____ Records for this task

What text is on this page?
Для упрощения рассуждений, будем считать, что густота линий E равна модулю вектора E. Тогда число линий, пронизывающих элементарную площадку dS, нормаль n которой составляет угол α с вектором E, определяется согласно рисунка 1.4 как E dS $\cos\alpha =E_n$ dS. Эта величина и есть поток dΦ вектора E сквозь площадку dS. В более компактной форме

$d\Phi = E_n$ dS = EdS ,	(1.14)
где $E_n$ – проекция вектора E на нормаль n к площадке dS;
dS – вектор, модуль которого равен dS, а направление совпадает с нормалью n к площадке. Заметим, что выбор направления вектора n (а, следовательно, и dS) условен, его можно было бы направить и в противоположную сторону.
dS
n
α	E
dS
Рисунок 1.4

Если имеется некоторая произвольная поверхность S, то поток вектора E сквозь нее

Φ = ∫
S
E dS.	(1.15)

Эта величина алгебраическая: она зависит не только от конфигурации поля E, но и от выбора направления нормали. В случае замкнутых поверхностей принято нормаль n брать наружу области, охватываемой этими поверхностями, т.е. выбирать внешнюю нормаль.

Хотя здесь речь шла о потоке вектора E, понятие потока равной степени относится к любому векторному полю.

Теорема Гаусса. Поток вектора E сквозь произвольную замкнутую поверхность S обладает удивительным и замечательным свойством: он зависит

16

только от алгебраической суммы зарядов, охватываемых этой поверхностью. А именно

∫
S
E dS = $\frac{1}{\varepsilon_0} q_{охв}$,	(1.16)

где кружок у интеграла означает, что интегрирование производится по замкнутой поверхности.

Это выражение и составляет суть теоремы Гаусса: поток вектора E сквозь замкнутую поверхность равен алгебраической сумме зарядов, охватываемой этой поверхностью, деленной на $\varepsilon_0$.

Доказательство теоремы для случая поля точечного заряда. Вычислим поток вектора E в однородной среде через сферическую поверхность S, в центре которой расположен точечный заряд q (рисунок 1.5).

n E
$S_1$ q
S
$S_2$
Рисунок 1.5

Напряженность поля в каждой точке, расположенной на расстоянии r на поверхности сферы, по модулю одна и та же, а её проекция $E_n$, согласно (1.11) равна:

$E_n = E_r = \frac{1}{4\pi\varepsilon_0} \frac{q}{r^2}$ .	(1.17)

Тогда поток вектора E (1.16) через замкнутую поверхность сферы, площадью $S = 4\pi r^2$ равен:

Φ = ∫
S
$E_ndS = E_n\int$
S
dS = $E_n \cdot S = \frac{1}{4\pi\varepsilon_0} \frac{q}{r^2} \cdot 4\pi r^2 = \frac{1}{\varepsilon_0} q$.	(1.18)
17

________
____ Records for this task

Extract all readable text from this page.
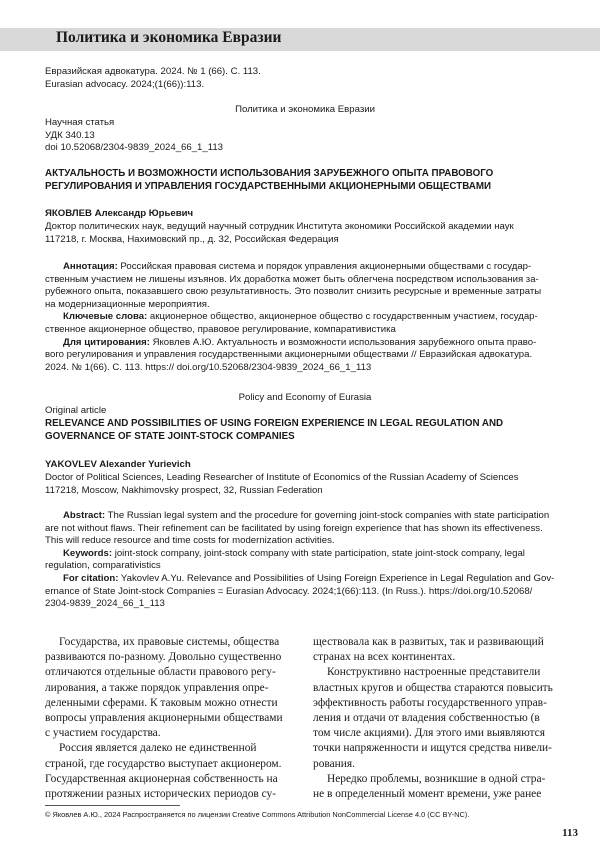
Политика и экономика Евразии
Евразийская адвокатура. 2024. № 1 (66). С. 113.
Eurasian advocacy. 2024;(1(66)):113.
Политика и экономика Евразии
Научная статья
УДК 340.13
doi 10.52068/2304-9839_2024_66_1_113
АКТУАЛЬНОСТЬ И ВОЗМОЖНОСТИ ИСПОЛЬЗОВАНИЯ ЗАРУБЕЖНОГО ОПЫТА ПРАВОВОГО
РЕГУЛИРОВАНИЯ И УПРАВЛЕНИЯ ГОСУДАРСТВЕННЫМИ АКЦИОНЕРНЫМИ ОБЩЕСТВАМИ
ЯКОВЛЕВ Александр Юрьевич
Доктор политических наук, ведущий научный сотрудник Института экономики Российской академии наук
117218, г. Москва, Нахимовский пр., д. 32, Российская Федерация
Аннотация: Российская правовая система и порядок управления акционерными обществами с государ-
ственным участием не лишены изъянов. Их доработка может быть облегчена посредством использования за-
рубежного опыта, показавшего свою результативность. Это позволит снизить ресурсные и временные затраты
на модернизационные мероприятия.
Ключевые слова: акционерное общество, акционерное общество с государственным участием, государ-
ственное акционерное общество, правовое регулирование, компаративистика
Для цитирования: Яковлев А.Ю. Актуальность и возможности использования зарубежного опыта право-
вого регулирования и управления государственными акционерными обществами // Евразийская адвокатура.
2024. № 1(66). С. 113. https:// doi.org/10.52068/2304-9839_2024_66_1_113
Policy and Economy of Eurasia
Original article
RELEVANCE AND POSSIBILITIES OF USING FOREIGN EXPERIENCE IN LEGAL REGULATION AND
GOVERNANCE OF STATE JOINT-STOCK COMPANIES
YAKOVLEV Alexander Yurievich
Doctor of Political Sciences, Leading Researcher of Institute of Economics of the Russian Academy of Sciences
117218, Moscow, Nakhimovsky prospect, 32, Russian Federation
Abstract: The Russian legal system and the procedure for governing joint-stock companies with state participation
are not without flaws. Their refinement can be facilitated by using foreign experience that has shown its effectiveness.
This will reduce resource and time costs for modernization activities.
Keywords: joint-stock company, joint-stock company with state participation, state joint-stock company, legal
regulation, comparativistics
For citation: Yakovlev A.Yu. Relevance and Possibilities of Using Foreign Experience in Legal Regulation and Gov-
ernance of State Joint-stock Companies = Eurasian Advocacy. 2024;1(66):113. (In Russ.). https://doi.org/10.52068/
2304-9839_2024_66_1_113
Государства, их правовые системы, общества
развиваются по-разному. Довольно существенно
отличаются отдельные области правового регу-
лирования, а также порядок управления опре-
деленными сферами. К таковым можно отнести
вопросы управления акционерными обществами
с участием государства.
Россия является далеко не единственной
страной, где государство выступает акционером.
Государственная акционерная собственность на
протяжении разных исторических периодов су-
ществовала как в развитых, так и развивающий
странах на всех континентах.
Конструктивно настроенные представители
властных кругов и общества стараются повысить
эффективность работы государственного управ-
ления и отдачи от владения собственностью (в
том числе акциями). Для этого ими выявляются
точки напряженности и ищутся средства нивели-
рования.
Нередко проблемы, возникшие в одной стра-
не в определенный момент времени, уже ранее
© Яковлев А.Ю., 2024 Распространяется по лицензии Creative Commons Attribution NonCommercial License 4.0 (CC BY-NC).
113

________

§ **Exercise**
Using the listing above, return all lines where the word "Евразийская" occurs.

§ **Worked answer**
Евразийская адвокатура. 2024. № 1 (66). С. 113.
вого регулирования и управления государственными акционерными обществами // Евразийская адвокатура.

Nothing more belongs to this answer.